┏━━
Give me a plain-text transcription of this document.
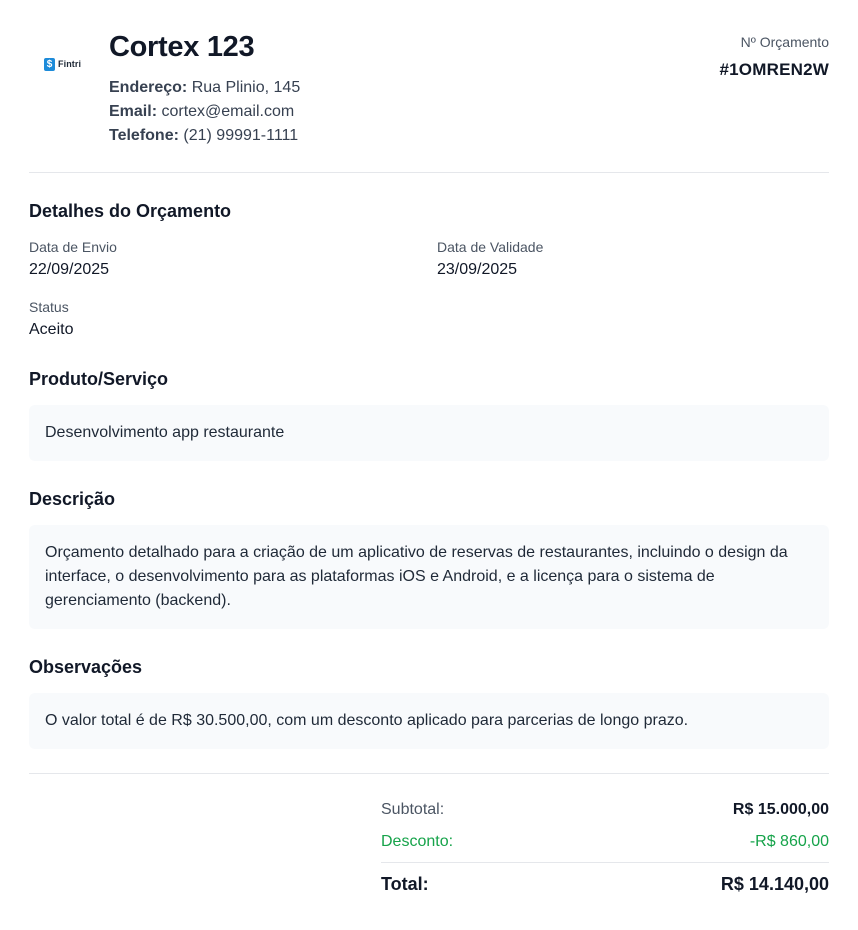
$ Fintri
Cortex 123
Endereço: Rua Plinio, 145
Email: cortex@email.com
Telefone: (21) 99991-1111
Nº Orçamento
#1OMREN2W
Detalhes do Orçamento
Data de Envio
22/09/2025
Data de Validade
23/09/2025
Status
Aceito
Produto/Serviço
Desenvolvimento app restaurante
Descrição
Orçamento detalhado para a criação de um aplicativo de reservas de restaurantes, incluindo o design da interface, o desenvolvimento para as plataformas iOS e Android, e a licença para o sistema de gerenciamento (backend).
Observações
O valor total é de R$ 30.500,00, com um desconto aplicado para parcerias de longo prazo.
Subtotal:	R$ 15.000,00
Desconto:	-R$ 860,00
Total:	R$ 14.140,00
┗━━
SHORT PROBLEM |
From the entries above, output every line exactly and omit any image.

TASK RESULT |
Give me a plain-text transcription of this document.
$ Fintri
Cortex 123
Endereço: Rua Plinio, 145
Email: cortex@email.com
Telefone: (21) 99991-1111
Nº Orçamento
#1OMREN2W
Detalhes do Orçamento
Data de Envio
22/09/2025
Data de Validade
23/09/2025
Status
Aceito
Produto/Serviço
Desenvolvimento app restaurante
Descrição
Orçamento detalhado para a criação de um aplicativo de reservas de restaurantes, incluindo o design da interface, o desenvolvimento para as plataformas iOS e Android, e a licença para o sistema de gerenciamento (backend).
Observações
O valor total é de R$ 30.500,00, com um desconto aplicado para parcerias de longo prazo.
Subtotal:	R$ 15.000,00
Desconto:	-R$ 860,00
Total:	R$ 14.140,00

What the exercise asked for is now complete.